■ **PROBLEM**:
Reproduce the data verbatim from its first line up to and including the line containing "- left-frame: [0, 80, 24, 768]".

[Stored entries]
## BEGIN

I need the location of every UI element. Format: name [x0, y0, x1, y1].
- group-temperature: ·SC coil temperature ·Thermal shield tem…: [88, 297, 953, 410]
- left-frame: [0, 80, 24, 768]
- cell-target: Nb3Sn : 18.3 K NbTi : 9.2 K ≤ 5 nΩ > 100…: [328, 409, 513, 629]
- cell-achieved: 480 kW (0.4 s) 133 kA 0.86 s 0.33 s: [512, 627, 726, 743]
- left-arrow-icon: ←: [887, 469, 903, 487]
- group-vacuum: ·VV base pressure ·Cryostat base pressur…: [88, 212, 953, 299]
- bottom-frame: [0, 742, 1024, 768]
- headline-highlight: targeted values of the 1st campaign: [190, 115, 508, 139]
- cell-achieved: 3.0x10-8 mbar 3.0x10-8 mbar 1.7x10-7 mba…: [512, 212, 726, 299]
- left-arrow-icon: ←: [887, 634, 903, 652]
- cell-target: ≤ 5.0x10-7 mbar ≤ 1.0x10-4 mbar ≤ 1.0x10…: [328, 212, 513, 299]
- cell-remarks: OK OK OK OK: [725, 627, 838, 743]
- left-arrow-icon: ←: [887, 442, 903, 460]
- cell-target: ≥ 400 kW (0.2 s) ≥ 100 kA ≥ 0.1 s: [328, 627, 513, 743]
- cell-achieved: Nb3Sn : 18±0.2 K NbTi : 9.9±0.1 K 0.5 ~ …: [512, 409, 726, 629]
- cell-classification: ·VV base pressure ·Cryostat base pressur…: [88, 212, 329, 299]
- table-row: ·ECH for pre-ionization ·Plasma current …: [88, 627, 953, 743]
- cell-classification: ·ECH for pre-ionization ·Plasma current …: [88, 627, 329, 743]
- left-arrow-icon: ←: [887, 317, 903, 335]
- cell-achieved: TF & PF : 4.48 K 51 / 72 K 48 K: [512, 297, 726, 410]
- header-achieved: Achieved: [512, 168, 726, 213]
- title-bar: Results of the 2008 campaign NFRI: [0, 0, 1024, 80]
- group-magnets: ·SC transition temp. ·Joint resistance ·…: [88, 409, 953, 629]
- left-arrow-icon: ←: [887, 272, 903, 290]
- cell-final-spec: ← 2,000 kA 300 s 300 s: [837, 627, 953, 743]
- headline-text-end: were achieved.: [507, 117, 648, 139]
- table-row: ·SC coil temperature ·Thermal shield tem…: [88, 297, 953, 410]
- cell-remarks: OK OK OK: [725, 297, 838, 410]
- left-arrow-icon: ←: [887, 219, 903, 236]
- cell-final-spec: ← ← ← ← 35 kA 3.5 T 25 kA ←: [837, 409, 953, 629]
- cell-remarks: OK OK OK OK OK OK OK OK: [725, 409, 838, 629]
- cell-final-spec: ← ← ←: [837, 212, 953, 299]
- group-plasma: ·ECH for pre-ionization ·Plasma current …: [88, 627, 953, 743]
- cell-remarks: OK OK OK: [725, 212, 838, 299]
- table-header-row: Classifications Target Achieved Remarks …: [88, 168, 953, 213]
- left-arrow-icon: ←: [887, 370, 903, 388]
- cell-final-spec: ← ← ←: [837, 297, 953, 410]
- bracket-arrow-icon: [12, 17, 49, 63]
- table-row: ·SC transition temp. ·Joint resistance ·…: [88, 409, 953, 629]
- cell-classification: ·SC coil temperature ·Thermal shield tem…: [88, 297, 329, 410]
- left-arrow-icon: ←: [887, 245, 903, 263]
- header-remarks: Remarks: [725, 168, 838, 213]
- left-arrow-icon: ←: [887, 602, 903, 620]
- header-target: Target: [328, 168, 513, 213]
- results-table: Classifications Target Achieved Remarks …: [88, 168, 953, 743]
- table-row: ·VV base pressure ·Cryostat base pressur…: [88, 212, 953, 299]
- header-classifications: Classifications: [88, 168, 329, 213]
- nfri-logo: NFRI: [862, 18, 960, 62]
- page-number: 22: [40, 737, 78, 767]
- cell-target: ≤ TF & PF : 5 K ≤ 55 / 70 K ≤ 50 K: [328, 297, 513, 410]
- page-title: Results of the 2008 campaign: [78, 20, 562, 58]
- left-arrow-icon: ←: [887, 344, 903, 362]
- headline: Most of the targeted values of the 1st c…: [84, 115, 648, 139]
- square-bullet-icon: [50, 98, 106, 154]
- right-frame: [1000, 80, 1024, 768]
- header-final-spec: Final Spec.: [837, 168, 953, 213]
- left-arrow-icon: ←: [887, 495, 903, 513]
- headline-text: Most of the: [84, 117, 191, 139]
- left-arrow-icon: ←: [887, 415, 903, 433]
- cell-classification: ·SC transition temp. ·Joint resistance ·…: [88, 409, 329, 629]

## END

■ **WRITTEN ANSWER**:
I need the location of every UI element. Format: name [x0, y0, x1, y1].
- group-temperature: ·SC coil temperature ·Thermal shield tem…: [88, 297, 953, 410]
- left-frame: [0, 80, 24, 768]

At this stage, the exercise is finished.